» **DATASET CONTENT**:
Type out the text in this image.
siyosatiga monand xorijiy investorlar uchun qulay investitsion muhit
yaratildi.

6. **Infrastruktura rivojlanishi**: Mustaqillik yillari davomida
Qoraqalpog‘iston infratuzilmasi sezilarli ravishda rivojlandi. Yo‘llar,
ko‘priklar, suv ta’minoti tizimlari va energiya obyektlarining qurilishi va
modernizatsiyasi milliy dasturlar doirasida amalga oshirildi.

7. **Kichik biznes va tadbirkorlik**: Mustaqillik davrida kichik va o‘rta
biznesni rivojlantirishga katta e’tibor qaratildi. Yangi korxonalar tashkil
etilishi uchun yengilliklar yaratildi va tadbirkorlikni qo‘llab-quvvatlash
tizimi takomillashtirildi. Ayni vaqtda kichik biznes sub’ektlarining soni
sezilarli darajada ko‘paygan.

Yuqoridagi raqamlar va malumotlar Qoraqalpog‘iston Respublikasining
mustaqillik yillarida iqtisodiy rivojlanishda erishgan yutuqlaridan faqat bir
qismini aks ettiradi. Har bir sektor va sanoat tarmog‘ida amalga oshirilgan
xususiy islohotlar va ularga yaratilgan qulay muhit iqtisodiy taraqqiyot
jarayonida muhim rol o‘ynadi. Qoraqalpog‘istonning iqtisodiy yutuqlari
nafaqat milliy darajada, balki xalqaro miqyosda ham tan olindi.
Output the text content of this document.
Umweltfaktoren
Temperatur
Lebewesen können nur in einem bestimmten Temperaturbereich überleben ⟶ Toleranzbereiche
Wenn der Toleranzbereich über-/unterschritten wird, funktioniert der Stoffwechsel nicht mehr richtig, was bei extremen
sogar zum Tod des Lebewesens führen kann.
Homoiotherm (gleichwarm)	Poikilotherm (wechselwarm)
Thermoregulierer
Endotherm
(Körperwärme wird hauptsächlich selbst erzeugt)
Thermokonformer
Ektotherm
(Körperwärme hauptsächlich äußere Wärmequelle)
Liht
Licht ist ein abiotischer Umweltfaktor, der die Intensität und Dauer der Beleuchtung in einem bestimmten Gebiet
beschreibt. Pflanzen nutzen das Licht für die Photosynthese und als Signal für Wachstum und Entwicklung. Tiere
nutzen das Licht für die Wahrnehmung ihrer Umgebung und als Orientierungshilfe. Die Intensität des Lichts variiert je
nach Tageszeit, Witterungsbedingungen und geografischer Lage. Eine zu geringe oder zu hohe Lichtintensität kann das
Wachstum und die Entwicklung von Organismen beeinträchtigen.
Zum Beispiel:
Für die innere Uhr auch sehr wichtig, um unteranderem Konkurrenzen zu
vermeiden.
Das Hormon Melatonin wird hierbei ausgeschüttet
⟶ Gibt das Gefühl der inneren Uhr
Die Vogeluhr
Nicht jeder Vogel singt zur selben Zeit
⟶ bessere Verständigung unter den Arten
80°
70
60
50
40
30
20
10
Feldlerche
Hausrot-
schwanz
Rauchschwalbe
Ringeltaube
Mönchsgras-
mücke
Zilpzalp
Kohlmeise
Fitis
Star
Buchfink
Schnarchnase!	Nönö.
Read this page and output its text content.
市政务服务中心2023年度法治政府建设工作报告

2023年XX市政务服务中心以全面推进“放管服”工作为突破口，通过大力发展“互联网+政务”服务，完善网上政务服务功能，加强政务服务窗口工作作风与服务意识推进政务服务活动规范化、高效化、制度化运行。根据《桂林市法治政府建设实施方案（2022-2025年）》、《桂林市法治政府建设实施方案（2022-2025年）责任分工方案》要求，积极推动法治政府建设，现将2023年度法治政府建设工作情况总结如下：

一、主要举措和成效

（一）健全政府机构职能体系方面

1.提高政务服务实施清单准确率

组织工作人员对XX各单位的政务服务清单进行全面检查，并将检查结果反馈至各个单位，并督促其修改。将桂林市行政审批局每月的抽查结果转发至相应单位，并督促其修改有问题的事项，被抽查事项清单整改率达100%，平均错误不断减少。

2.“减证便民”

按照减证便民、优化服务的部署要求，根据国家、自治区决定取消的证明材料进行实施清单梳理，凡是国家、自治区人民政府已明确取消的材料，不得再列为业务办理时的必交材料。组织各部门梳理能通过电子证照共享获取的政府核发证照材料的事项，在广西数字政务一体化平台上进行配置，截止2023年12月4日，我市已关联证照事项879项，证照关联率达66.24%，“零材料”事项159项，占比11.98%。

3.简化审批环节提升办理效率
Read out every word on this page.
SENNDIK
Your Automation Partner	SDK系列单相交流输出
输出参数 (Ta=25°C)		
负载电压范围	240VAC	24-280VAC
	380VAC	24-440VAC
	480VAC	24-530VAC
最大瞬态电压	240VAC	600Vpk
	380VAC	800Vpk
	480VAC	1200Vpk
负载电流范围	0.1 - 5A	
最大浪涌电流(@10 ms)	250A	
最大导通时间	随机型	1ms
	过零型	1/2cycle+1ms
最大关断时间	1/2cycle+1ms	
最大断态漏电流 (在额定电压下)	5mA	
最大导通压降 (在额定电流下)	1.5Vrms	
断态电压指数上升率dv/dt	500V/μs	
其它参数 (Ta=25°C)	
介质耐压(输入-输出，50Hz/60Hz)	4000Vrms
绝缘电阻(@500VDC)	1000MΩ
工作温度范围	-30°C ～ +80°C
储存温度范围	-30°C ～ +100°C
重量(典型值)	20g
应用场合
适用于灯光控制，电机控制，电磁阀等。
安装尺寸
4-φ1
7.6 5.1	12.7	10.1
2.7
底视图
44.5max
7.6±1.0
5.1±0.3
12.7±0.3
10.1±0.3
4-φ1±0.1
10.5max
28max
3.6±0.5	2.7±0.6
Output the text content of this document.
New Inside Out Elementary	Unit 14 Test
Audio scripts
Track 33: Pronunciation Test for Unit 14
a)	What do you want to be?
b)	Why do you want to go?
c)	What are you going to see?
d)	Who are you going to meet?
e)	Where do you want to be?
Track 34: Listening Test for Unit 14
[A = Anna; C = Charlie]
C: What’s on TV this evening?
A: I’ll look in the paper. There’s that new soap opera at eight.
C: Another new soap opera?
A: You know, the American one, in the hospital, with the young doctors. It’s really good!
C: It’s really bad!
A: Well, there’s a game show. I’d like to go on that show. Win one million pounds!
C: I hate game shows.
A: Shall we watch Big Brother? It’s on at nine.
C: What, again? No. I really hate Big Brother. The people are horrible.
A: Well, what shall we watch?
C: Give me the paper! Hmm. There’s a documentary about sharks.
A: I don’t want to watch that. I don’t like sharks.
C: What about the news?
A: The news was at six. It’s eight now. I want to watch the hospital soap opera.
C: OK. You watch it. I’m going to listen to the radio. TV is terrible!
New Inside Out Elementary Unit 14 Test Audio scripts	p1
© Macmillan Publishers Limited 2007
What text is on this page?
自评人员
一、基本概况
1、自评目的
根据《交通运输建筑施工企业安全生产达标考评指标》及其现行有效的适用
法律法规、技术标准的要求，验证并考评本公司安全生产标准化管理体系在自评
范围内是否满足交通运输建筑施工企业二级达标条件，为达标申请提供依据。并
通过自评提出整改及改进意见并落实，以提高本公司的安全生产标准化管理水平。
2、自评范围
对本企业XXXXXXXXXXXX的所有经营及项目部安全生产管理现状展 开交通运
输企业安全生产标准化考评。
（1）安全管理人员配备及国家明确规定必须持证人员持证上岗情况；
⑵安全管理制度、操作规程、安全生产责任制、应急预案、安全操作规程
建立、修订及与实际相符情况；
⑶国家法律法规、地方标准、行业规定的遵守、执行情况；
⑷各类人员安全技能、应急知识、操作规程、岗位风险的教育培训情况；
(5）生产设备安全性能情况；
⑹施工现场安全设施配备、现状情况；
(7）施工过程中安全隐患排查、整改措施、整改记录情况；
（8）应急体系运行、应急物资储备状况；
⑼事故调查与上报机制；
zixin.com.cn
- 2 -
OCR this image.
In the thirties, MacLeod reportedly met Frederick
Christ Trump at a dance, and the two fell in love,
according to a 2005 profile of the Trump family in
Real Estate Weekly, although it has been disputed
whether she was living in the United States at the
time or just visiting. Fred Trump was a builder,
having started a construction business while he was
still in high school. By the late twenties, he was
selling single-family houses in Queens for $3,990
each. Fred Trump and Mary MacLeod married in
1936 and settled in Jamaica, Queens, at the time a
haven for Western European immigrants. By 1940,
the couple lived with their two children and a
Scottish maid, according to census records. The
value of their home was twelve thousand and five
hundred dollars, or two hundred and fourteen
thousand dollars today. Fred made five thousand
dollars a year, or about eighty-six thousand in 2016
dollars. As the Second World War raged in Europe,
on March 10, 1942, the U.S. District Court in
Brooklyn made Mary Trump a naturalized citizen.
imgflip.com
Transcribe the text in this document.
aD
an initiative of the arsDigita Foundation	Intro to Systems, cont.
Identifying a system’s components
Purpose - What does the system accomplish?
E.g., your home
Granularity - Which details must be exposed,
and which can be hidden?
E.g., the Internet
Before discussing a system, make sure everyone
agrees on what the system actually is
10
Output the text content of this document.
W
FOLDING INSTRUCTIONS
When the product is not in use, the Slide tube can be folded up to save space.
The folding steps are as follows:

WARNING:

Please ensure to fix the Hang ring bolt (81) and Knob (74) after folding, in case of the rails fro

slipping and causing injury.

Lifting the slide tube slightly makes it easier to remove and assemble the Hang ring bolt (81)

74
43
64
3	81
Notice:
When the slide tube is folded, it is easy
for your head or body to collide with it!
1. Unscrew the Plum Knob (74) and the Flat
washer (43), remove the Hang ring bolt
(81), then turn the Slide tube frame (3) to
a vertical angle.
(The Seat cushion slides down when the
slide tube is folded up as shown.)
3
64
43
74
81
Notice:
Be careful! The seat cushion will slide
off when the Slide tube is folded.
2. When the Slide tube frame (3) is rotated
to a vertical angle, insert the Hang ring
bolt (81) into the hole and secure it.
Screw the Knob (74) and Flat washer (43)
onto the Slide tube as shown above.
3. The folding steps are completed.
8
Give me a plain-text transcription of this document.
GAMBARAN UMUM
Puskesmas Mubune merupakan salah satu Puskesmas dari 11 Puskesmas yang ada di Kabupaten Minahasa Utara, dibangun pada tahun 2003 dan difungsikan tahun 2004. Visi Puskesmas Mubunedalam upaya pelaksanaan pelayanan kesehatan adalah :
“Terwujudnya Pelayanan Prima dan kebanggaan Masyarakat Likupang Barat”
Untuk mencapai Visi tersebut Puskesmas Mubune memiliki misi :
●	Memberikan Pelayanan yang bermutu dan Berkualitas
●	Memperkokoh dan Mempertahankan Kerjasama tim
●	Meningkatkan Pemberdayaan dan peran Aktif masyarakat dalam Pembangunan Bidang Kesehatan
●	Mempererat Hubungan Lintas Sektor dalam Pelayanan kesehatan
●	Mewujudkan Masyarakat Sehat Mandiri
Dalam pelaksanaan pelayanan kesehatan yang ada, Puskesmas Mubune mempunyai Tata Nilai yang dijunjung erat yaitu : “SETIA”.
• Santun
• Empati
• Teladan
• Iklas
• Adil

» **WHAT THE TASK REQUIRES**: Show every line that contains the word "news".

» **FINISHED EXERCISE**:
C: What about the news?
A: The news was at six. It’s eight now. I want to watch the hospital soap opera.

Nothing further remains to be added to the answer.